◆ **What you have to do**
Pull every line containing "xlabel" from the entries.

╭─ Given data

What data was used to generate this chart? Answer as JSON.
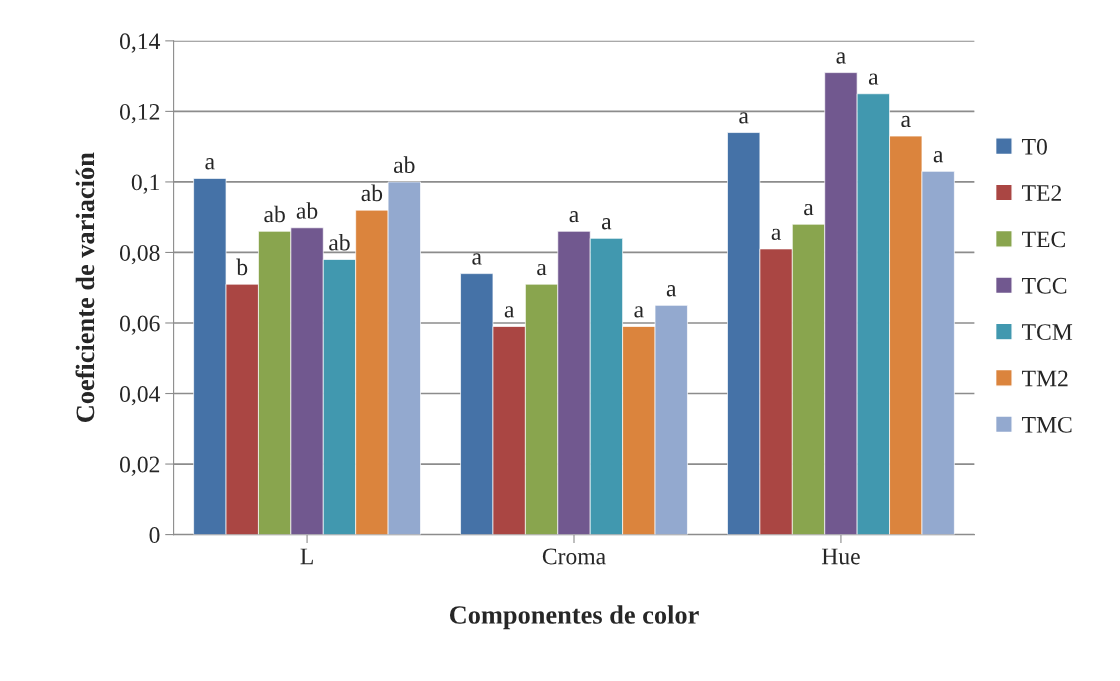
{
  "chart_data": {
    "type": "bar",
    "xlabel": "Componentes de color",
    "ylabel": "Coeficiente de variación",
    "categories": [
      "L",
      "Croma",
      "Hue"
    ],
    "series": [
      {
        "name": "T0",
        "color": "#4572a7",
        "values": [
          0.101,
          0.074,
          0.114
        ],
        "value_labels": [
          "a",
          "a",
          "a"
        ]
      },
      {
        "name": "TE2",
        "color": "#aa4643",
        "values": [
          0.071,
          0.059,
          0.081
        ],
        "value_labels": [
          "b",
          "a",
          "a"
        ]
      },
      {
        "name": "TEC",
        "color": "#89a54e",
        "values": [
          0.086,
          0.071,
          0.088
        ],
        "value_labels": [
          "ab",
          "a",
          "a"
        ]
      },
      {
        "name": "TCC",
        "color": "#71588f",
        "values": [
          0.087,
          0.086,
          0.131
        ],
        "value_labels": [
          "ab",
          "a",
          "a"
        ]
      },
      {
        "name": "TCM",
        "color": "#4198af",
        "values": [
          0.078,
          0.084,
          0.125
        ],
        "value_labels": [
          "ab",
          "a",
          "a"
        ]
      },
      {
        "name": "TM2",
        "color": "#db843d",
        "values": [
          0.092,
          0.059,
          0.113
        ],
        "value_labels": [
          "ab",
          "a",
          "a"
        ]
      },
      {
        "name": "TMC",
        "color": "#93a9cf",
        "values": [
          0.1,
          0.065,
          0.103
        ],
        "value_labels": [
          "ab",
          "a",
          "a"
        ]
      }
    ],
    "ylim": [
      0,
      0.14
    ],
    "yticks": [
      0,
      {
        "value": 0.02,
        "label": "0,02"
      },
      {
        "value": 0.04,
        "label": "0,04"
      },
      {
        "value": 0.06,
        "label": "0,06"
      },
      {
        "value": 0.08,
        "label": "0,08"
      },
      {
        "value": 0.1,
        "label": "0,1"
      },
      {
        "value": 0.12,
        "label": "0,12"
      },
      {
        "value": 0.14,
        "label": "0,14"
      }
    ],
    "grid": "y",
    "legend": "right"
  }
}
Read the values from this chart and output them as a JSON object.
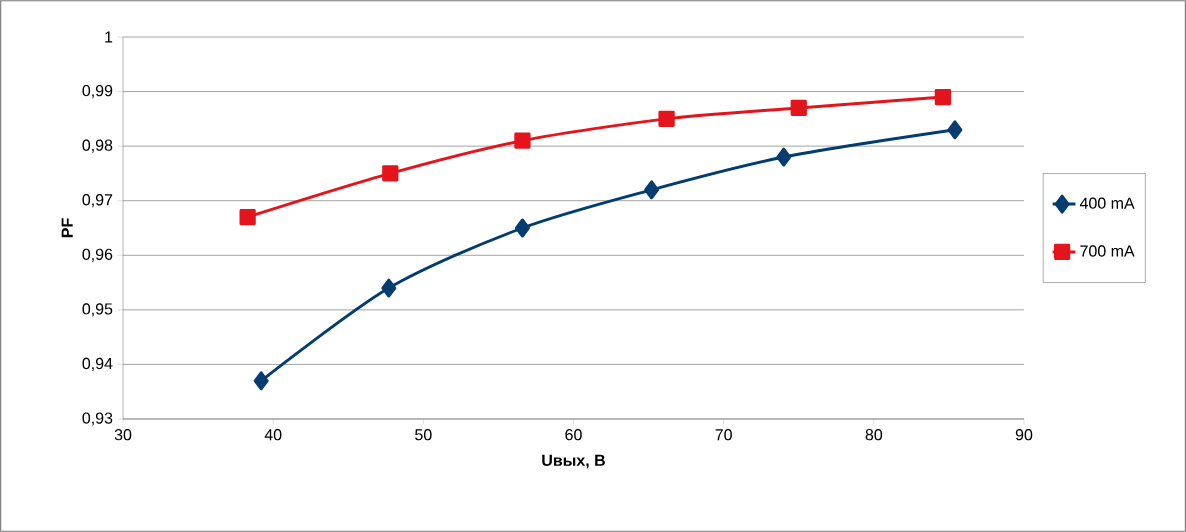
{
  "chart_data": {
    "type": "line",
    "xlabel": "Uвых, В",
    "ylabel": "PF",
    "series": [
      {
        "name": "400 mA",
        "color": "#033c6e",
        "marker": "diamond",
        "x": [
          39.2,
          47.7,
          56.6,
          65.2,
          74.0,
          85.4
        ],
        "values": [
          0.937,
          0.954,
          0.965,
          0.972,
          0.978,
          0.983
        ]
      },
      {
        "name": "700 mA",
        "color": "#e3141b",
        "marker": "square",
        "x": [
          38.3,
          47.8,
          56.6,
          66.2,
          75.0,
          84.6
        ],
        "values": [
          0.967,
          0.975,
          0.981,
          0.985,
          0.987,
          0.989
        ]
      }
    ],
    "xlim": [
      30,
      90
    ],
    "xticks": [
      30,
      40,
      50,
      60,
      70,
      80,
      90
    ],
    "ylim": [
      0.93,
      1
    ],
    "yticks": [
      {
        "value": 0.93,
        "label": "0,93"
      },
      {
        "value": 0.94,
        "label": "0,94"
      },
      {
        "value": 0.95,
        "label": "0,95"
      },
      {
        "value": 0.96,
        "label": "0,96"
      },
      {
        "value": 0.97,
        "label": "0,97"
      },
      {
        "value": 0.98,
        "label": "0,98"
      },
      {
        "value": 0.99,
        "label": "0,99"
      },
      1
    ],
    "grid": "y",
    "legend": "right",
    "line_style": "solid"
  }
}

╰─
╭─ Given data

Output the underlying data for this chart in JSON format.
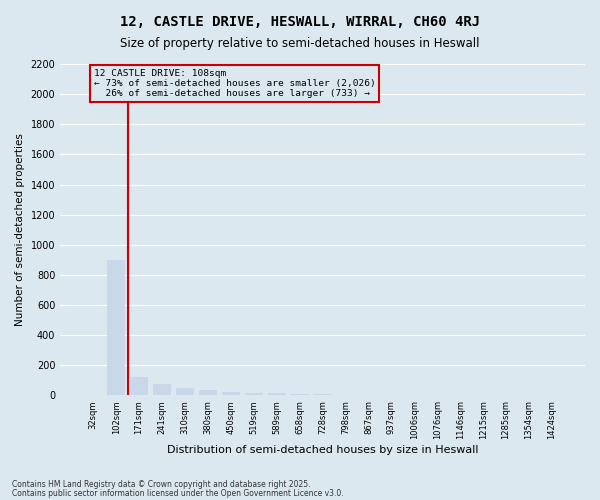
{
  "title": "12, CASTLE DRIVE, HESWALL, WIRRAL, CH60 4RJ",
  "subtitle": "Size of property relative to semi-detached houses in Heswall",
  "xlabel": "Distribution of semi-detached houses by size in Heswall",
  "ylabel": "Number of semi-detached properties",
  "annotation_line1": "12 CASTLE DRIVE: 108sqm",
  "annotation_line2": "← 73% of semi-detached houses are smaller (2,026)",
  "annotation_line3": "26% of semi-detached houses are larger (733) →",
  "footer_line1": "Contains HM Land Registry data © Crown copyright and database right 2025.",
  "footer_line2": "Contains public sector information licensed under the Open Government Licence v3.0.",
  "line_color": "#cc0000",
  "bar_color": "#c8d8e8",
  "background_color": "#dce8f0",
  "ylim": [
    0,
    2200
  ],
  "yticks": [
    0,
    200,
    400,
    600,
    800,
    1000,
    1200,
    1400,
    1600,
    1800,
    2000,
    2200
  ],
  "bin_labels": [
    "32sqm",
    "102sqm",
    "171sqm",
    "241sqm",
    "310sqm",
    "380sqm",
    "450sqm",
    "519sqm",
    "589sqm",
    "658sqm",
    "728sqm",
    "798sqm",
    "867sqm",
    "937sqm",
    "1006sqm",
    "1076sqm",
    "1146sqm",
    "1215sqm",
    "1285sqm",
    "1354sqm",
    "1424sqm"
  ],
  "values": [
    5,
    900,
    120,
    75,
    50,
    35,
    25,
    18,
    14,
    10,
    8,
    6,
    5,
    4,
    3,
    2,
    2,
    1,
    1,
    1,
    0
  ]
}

╰─
╭─ Given data

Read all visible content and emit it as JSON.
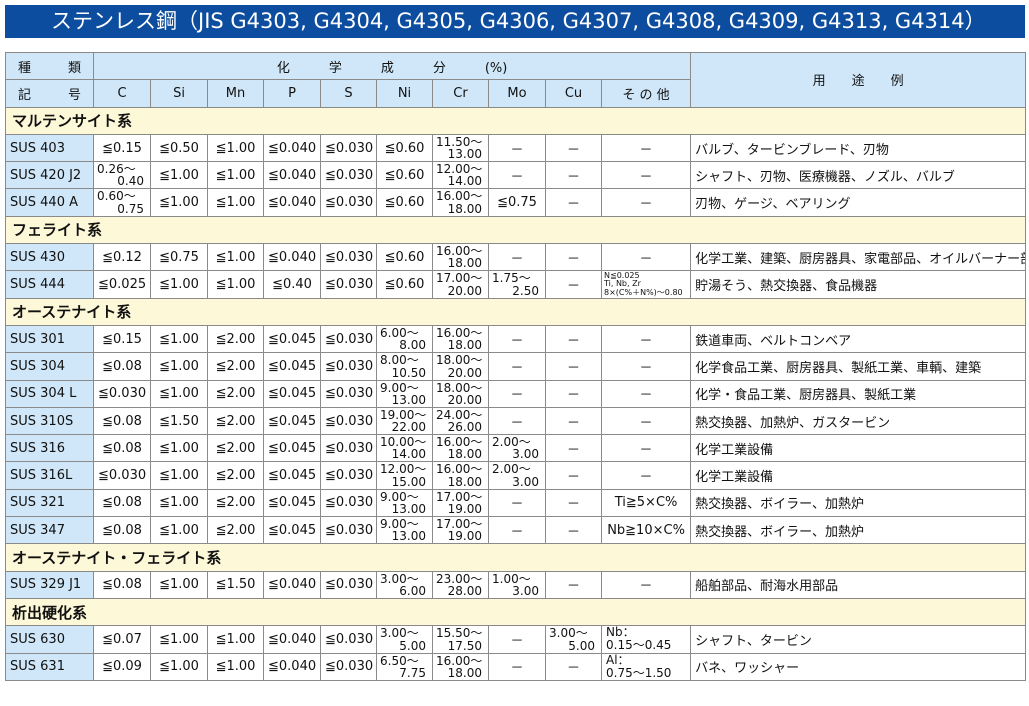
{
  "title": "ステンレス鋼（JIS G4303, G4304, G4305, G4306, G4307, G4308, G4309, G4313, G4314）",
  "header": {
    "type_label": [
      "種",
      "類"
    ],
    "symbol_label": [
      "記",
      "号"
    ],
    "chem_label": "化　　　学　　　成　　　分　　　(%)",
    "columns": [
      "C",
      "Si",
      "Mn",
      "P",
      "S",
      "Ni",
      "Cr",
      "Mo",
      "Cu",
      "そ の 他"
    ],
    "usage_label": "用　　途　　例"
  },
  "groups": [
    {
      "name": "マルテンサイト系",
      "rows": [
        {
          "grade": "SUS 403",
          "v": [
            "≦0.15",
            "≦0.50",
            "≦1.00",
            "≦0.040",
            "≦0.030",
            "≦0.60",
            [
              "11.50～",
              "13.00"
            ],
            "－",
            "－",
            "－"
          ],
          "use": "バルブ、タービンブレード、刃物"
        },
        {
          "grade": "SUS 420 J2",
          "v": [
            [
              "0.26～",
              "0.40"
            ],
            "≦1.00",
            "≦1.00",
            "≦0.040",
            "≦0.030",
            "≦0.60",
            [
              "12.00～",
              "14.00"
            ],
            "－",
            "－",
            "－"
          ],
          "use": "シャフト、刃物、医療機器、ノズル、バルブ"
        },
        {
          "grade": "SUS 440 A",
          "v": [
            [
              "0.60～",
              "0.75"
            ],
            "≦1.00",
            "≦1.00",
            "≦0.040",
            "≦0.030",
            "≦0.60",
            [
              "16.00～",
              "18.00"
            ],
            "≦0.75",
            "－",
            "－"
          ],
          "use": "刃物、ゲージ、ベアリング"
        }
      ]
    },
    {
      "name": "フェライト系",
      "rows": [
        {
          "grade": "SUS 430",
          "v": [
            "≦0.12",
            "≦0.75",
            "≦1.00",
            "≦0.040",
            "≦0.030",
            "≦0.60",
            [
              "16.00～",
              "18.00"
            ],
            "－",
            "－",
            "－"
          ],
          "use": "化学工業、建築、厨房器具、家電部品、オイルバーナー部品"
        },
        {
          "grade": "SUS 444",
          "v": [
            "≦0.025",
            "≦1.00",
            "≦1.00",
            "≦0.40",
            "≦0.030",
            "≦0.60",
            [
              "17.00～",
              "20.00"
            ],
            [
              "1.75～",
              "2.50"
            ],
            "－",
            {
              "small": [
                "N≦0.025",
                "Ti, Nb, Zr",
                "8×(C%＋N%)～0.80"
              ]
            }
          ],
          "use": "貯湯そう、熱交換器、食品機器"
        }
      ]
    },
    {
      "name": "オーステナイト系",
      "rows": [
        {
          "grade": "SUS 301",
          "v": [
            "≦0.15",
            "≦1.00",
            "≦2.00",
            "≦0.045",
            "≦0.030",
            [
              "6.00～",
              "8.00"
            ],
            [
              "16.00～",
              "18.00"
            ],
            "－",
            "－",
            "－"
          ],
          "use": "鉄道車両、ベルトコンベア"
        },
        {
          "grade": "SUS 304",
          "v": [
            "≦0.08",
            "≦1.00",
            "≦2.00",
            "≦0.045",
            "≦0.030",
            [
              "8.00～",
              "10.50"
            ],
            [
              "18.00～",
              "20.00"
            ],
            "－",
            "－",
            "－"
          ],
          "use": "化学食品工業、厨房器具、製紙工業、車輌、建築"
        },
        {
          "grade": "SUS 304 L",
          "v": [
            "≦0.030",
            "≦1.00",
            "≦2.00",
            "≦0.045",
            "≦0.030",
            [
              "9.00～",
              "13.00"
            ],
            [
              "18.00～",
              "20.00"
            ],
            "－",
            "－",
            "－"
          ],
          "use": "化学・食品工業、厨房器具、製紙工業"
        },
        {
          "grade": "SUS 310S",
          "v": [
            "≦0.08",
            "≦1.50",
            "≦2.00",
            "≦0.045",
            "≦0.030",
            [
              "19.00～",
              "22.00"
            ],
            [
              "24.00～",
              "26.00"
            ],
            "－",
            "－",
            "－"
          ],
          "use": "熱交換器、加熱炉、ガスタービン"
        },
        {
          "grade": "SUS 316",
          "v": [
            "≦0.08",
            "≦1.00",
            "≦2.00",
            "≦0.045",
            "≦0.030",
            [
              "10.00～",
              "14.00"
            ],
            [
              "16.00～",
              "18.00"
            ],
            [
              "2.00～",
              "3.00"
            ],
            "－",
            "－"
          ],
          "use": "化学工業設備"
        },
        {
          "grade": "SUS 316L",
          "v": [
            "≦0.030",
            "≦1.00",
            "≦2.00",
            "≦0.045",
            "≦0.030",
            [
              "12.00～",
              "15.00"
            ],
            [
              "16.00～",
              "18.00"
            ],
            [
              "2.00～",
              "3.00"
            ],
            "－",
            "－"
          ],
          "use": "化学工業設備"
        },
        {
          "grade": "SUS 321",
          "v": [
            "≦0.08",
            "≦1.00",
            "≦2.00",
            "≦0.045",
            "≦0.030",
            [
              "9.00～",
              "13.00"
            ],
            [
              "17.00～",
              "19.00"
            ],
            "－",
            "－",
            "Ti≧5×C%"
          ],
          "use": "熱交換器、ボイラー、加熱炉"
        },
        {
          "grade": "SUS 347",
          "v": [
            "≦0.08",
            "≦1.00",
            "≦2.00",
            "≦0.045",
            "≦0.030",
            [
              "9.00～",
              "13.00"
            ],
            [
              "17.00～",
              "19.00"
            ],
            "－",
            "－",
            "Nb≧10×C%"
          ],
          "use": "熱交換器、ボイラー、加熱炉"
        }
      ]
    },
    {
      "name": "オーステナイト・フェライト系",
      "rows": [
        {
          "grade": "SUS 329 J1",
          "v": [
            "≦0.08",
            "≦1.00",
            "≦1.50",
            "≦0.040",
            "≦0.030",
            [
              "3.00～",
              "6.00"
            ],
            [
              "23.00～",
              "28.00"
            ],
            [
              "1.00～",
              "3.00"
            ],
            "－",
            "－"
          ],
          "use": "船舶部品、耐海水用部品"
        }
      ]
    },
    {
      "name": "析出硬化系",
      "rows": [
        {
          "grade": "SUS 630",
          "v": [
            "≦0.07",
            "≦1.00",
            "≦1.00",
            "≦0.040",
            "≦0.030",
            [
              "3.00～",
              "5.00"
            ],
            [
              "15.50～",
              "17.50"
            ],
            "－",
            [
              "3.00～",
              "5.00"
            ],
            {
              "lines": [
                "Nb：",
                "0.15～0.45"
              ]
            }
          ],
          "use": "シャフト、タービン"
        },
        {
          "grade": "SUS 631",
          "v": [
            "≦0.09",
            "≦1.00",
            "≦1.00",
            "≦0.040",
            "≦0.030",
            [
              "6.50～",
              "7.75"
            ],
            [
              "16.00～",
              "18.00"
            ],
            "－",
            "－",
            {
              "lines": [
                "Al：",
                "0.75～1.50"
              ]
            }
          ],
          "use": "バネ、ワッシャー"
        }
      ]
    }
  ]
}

╰─

◆ **Problem solution**
    "xlabel": "Componentes de color",
    "xlabel": "Uвых, В",
  "xlabel": "Distribution of semi-detached houses by size in Heswall",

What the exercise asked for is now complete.